Entries with figure data:
◇ ◇ ◇ ◇ ◇

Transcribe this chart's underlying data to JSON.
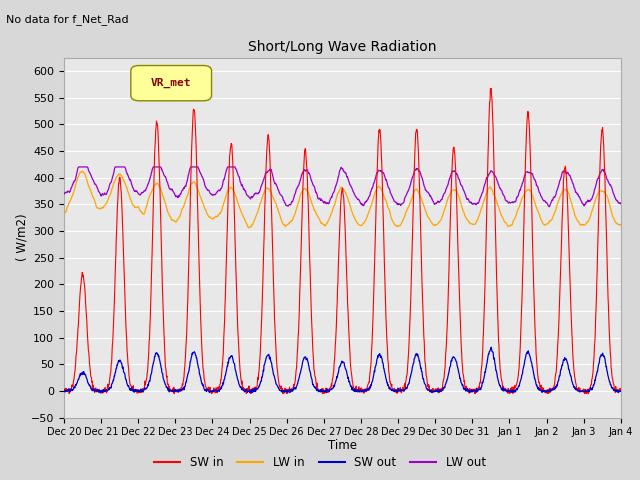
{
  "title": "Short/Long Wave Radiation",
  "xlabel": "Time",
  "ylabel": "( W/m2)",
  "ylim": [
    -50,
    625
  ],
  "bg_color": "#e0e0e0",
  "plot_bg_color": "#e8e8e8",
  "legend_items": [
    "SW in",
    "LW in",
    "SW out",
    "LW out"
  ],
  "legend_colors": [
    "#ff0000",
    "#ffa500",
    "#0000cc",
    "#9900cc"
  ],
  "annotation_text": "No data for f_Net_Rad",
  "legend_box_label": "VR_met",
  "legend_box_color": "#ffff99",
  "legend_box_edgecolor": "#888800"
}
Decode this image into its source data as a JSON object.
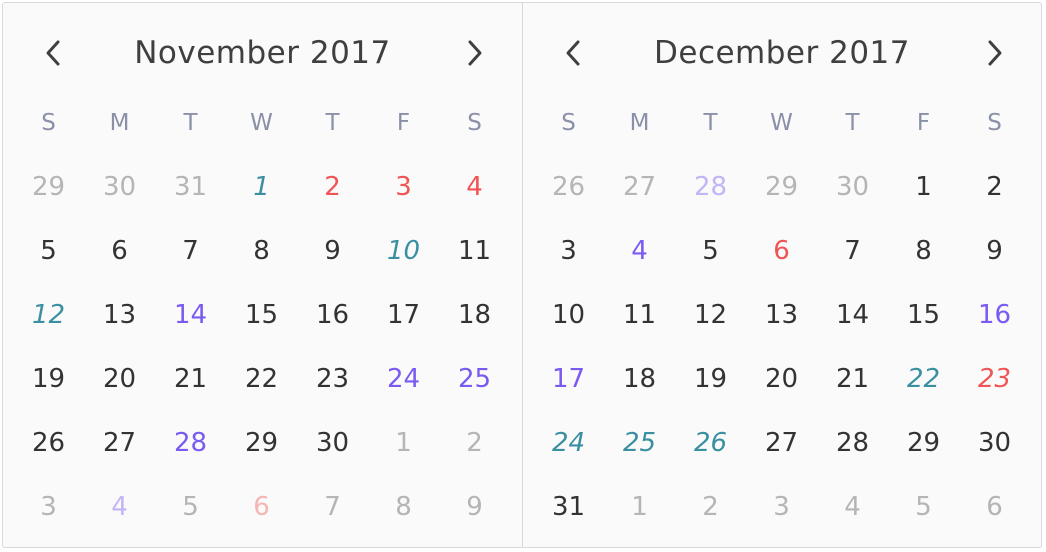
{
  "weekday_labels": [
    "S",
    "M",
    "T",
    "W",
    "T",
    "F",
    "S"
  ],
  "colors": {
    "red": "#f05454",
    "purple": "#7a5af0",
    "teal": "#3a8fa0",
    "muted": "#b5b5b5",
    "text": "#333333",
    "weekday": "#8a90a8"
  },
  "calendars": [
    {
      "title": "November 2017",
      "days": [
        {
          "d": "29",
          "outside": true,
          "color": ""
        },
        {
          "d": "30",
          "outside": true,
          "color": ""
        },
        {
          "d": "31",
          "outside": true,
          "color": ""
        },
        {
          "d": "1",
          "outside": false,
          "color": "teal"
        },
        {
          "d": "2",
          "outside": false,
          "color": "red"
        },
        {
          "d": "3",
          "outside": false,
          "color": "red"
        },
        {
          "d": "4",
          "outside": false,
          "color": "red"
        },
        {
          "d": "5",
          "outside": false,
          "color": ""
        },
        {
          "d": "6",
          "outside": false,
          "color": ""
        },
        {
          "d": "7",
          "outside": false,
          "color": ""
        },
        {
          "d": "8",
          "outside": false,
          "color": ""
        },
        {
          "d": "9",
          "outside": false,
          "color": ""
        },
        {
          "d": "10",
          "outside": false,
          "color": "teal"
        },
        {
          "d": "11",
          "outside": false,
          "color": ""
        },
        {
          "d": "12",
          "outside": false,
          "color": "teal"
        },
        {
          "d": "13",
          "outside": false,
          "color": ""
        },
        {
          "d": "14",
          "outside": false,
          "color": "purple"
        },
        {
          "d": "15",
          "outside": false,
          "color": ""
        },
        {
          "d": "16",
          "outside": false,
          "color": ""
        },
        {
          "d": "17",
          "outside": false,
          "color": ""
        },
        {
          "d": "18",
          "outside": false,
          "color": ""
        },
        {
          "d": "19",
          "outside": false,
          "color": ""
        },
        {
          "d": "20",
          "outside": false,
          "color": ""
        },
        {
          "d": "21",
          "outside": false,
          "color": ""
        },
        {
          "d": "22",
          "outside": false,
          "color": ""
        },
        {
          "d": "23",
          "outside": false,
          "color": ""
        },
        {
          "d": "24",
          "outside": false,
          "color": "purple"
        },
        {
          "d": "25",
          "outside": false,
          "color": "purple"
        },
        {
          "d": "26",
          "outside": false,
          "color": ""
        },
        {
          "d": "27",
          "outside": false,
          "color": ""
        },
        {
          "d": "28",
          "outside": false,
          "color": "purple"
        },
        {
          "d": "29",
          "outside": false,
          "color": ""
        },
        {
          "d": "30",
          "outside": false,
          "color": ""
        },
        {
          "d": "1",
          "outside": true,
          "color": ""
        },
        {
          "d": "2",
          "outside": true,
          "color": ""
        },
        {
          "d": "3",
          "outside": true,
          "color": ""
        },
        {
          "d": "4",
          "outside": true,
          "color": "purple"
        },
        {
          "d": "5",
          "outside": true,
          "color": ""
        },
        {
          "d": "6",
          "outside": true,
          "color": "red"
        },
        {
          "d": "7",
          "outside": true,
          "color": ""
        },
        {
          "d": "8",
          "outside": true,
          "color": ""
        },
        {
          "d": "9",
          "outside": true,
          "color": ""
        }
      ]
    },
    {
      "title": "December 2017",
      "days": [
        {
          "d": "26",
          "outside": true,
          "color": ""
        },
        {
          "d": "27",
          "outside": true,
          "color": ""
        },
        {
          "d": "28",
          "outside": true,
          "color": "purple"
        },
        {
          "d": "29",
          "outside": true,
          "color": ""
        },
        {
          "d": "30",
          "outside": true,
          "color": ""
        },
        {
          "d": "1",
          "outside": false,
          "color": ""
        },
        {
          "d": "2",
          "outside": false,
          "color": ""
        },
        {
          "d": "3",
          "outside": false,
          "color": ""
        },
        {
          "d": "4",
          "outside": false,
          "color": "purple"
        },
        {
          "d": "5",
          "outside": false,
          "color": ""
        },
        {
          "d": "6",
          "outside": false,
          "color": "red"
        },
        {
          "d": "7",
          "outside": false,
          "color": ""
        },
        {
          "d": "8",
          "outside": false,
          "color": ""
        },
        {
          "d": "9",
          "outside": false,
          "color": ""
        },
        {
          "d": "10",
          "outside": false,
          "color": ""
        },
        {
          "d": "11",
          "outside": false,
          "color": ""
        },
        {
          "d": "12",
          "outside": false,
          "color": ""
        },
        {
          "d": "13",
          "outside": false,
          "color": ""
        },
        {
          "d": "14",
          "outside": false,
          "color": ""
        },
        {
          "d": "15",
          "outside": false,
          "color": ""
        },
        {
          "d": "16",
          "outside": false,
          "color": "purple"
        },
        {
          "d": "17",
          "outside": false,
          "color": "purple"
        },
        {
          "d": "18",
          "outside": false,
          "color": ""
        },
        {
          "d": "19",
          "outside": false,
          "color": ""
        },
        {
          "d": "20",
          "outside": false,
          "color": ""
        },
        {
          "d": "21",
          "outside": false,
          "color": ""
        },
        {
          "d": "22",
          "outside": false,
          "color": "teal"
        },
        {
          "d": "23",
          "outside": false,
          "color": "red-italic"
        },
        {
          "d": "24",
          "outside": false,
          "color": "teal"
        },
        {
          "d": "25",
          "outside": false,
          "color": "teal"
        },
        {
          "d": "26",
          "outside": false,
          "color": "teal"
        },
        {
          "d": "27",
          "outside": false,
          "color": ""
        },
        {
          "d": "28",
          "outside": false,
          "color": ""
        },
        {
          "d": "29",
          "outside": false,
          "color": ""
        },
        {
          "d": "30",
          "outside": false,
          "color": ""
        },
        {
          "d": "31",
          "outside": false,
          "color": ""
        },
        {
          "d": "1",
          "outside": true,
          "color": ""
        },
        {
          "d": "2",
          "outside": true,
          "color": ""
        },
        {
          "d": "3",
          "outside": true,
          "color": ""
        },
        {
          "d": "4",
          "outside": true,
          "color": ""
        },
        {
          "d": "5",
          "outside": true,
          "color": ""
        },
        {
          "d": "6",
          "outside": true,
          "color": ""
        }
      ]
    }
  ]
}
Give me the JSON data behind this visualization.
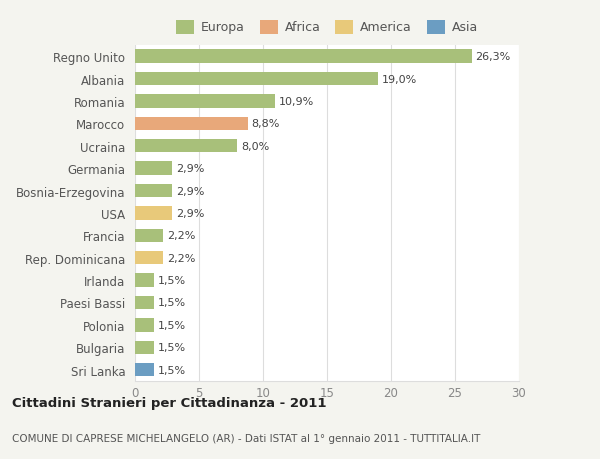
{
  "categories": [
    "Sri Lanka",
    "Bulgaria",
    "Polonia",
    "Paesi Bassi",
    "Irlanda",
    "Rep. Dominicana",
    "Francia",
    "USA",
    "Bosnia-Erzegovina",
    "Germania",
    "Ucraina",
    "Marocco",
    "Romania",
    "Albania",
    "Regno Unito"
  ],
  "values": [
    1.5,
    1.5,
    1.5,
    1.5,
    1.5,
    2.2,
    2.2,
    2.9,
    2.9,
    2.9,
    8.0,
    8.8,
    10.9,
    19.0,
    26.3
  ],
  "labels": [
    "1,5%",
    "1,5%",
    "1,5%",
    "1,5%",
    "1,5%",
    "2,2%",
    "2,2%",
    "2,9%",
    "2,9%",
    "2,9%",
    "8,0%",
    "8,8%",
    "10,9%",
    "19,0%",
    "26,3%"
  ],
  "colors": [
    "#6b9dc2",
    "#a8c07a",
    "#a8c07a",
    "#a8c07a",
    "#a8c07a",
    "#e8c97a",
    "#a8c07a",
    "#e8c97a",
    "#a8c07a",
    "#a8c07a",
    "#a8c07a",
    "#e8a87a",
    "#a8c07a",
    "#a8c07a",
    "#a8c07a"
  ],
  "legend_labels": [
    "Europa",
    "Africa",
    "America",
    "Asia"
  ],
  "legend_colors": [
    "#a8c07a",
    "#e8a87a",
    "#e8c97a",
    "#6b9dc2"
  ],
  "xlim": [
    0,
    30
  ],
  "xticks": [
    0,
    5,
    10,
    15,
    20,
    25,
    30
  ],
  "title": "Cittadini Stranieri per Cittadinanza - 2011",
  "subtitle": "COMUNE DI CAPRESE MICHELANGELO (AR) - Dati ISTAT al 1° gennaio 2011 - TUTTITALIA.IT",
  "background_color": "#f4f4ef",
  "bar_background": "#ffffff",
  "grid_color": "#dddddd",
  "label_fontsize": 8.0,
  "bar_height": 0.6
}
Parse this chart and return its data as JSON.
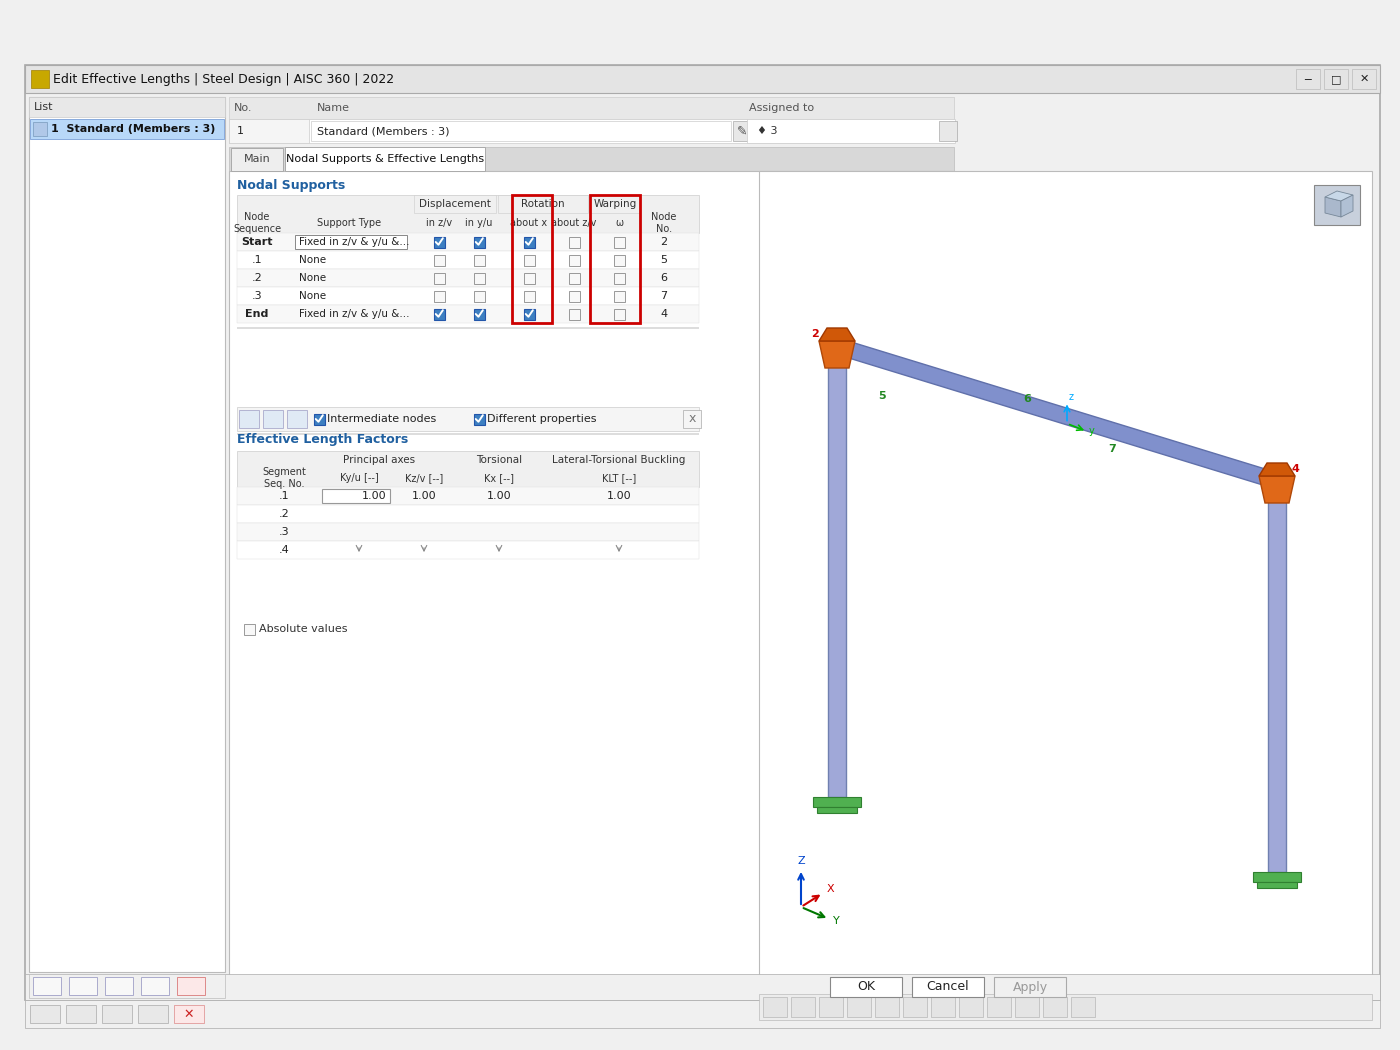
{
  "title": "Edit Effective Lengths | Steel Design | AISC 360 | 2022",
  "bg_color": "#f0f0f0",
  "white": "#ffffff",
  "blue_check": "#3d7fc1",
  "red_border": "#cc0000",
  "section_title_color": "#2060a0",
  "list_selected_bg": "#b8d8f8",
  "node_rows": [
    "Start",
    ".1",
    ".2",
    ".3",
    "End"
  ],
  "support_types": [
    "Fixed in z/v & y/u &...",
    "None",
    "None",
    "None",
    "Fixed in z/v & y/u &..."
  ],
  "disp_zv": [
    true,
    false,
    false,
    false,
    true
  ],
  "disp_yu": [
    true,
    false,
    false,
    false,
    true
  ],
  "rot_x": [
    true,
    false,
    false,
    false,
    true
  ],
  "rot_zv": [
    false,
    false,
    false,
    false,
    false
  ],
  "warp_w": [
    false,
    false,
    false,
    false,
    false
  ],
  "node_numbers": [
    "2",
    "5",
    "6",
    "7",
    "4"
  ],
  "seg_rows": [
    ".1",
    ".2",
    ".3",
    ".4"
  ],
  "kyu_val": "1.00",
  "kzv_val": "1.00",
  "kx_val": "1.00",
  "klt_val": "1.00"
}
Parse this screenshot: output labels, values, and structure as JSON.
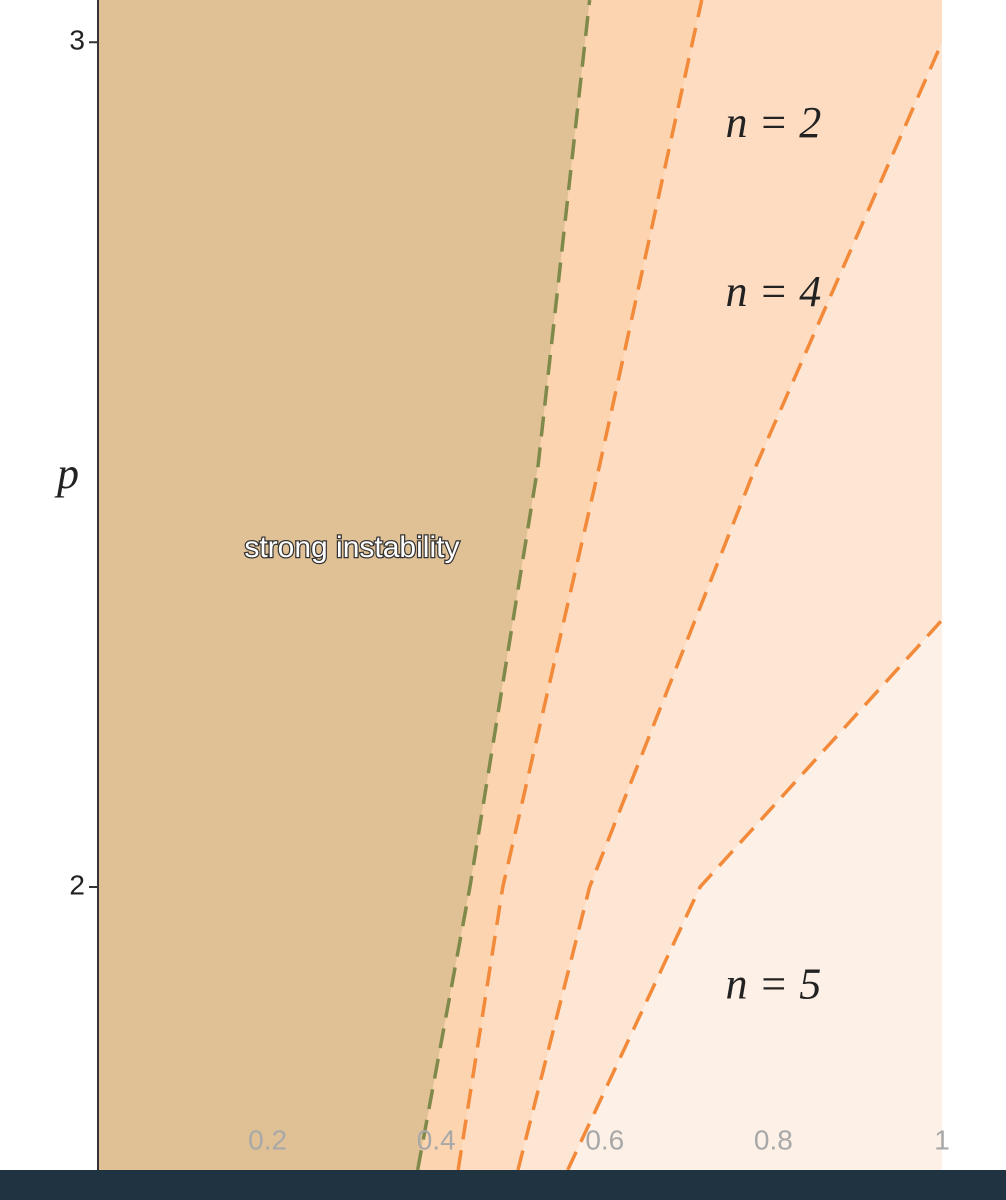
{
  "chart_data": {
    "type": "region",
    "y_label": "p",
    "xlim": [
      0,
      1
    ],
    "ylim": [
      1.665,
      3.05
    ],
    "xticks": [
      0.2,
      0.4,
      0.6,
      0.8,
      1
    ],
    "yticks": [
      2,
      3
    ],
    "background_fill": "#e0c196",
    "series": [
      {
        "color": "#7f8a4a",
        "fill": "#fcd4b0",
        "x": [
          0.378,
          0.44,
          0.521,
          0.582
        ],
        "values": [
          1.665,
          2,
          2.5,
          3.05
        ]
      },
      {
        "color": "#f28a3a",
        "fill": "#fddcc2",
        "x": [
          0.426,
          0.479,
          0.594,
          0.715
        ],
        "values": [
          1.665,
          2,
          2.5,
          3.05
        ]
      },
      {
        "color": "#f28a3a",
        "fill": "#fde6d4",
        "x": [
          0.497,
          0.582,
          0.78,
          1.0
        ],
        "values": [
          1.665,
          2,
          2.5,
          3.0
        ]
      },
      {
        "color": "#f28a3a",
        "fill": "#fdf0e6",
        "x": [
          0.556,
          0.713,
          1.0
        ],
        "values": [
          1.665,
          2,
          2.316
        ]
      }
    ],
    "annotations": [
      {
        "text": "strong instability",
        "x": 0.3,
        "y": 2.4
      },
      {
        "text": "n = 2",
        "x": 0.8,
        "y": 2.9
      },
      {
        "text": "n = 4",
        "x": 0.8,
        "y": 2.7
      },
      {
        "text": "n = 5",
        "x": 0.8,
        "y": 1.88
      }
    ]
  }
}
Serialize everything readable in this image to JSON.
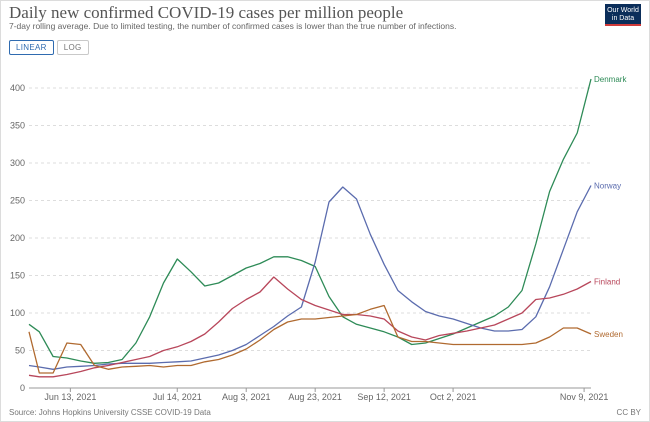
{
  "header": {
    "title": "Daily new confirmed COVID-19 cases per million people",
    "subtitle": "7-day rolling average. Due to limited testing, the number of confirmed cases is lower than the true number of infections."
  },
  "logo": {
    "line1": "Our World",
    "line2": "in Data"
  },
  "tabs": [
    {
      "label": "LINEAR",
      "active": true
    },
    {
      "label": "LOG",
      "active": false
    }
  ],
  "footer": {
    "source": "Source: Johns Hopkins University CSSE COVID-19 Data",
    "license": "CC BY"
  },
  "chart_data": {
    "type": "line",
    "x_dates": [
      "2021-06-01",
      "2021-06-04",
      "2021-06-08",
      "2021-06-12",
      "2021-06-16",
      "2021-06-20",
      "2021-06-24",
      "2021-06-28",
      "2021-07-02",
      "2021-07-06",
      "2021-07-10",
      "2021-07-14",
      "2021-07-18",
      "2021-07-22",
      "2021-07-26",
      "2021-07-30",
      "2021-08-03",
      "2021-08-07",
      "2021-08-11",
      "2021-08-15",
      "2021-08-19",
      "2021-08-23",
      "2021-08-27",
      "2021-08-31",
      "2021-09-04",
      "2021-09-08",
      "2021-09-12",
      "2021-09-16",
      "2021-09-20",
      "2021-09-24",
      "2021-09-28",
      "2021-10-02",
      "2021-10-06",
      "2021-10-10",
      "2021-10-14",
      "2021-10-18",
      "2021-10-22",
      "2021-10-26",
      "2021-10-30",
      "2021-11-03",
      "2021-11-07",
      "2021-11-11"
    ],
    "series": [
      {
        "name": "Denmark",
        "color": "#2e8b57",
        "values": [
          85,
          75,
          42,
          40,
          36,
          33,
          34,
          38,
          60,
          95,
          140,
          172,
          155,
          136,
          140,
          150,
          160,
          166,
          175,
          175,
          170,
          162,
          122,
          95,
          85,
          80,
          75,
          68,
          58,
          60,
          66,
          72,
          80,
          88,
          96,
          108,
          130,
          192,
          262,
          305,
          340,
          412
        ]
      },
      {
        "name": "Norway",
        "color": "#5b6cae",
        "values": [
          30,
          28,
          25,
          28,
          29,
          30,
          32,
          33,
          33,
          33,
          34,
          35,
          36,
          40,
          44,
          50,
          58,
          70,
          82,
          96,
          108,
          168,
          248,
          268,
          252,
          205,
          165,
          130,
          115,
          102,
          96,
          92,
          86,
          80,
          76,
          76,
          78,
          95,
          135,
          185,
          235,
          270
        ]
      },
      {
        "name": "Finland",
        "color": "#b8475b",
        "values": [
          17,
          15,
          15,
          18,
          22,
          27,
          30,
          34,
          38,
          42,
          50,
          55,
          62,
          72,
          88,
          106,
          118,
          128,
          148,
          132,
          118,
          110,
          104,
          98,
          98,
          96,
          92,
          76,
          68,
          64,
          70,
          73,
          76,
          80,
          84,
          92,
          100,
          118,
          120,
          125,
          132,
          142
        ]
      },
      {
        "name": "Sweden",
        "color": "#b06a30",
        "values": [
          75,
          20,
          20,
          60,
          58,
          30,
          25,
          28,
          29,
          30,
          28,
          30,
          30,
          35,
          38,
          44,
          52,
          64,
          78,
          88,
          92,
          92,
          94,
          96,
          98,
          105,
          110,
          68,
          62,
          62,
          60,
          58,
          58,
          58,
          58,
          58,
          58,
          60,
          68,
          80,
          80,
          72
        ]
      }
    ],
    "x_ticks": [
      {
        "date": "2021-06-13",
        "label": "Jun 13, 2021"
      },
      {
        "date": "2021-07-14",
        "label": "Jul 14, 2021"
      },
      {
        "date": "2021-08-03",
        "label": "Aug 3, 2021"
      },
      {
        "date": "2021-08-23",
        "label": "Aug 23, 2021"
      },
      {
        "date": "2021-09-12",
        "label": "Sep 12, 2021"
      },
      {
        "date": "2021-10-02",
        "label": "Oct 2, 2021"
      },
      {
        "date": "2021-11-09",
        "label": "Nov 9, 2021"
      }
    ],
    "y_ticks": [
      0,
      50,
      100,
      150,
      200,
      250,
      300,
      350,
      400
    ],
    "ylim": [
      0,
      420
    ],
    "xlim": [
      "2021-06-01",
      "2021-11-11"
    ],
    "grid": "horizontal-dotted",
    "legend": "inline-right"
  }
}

◇ ◇ ◇ ◇ ◇

DIRECTION
Say how many lines above hold the word "cases", giving only the count.

THE ANSWER
2